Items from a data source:
§
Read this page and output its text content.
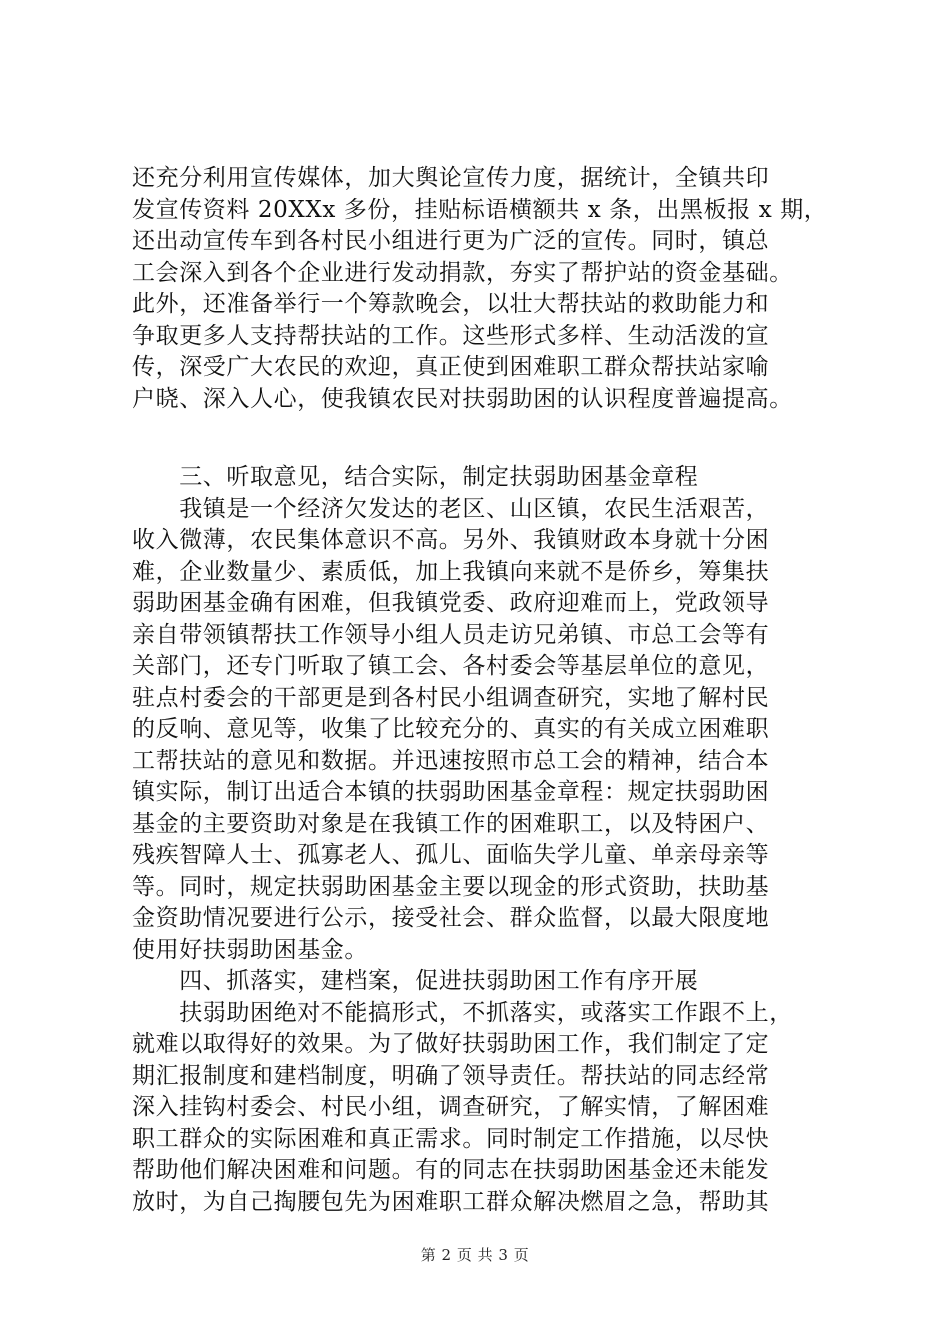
还充分利用宣传媒体，加大舆论宣传力度，据统计，全镇共印
发宣传资料 20XXx 多份，挂贴标语横额共 x 条，出黑板报 x 期，
还出动宣传车到各村民小组进行更为广泛的宣传。同时，镇总
工会深入到各个企业进行发动捐款，夯实了帮护站的资金基础。
此外，还准备举行一个筹款晚会，以壮大帮扶站的救助能力和
争取更多人支持帮扶站的工作。这些形式多样、生动活泼的宣
传，深受广大农民的欢迎，真正使到困难职工群众帮扶站家喻
户晓、深入人心，使我镇农民对扶弱助困的认识程度普遍提高。
　　三、听取意见，结合实际，制定扶弱助困基金章程
　　我镇是一个经济欠发达的老区、山区镇，农民生活艰苦，
收入微薄，农民集体意识不高。另外、我镇财政本身就十分困
难，企业数量少、素质低，加上我镇向来就不是侨乡，筹集扶
弱助困基金确有困难，但我镇党委、政府迎难而上，党政领导
亲自带领镇帮扶工作领导小组人员走访兄弟镇、市总工会等有
关部门，还专门听取了镇工会、各村委会等基层单位的意见，
驻点村委会的干部更是到各村民小组调查研究，实地了解村民
的反响、意见等，收集了比较充分的、真实的有关成立困难职
工帮扶站的意见和数据。并迅速按照市总工会的精神，结合本
镇实际，制订出适合本镇的扶弱助困基金章程：规定扶弱助困
基金的主要资助对象是在我镇工作的困难职工，以及特困户、
残疾智障人士、孤寡老人、孤儿、面临失学儿童、单亲母亲等
等。同时，规定扶弱助困基金主要以现金的形式资助，扶助基
金资助情况要进行公示，接受社会、群众监督，以最大限度地
使用好扶弱助困基金。
　　四、抓落实，建档案，促进扶弱助困工作有序开展
　　扶弱助困绝对不能搞形式，不抓落实，或落实工作跟不上，
就难以取得好的效果。为了做好扶弱助困工作，我们制定了定
期汇报制度和建档制度，明确了领导责任。帮扶站的同志经常
深入挂钩村委会、村民小组，调查研究，了解实情，了解困难
职工群众的实际困难和真正需求。同时制定工作措施，以尽快
帮助他们解决困难和问题。有的同志在扶弱助困基金还未能发
放时，为自己掏腰包先为困难职工群众解决燃眉之急，帮助其
第 2 页 共 3 页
§
Give the entries again word for word, but skip the pictures.

(Complete answer)
Read this page and output its text content.
还充分利用宣传媒体，加大舆论宣传力度，据统计，全镇共印
发宣传资料 20XXx 多份，挂贴标语横额共 x 条，出黑板报 x 期，
还出动宣传车到各村民小组进行更为广泛的宣传。同时，镇总
工会深入到各个企业进行发动捐款，夯实了帮护站的资金基础。
此外，还准备举行一个筹款晚会，以壮大帮扶站的救助能力和
争取更多人支持帮扶站的工作。这些形式多样、生动活泼的宣
传，深受广大农民的欢迎，真正使到困难职工群众帮扶站家喻
户晓、深入人心，使我镇农民对扶弱助困的认识程度普遍提高。
　　三、听取意见，结合实际，制定扶弱助困基金章程
　　我镇是一个经济欠发达的老区、山区镇，农民生活艰苦，
收入微薄，农民集体意识不高。另外、我镇财政本身就十分困
难，企业数量少、素质低，加上我镇向来就不是侨乡，筹集扶
弱助困基金确有困难，但我镇党委、政府迎难而上，党政领导
亲自带领镇帮扶工作领导小组人员走访兄弟镇、市总工会等有
关部门，还专门听取了镇工会、各村委会等基层单位的意见，
驻点村委会的干部更是到各村民小组调查研究，实地了解村民
的反响、意见等，收集了比较充分的、真实的有关成立困难职
工帮扶站的意见和数据。并迅速按照市总工会的精神，结合本
镇实际，制订出适合本镇的扶弱助困基金章程：规定扶弱助困
基金的主要资助对象是在我镇工作的困难职工，以及特困户、
残疾智障人士、孤寡老人、孤儿、面临失学儿童、单亲母亲等
等。同时，规定扶弱助困基金主要以现金的形式资助，扶助基
金资助情况要进行公示，接受社会、群众监督，以最大限度地
使用好扶弱助困基金。
　　四、抓落实，建档案，促进扶弱助困工作有序开展
　　扶弱助困绝对不能搞形式，不抓落实，或落实工作跟不上，
就难以取得好的效果。为了做好扶弱助困工作，我们制定了定
期汇报制度和建档制度，明确了领导责任。帮扶站的同志经常
深入挂钩村委会、村民小组，调查研究，了解实情，了解困难
职工群众的实际困难和真正需求。同时制定工作措施，以尽快
帮助他们解决困难和问题。有的同志在扶弱助困基金还未能发
放时，为自己掏腰包先为困难职工群众解决燃眉之急，帮助其
第 2 页 共 3 页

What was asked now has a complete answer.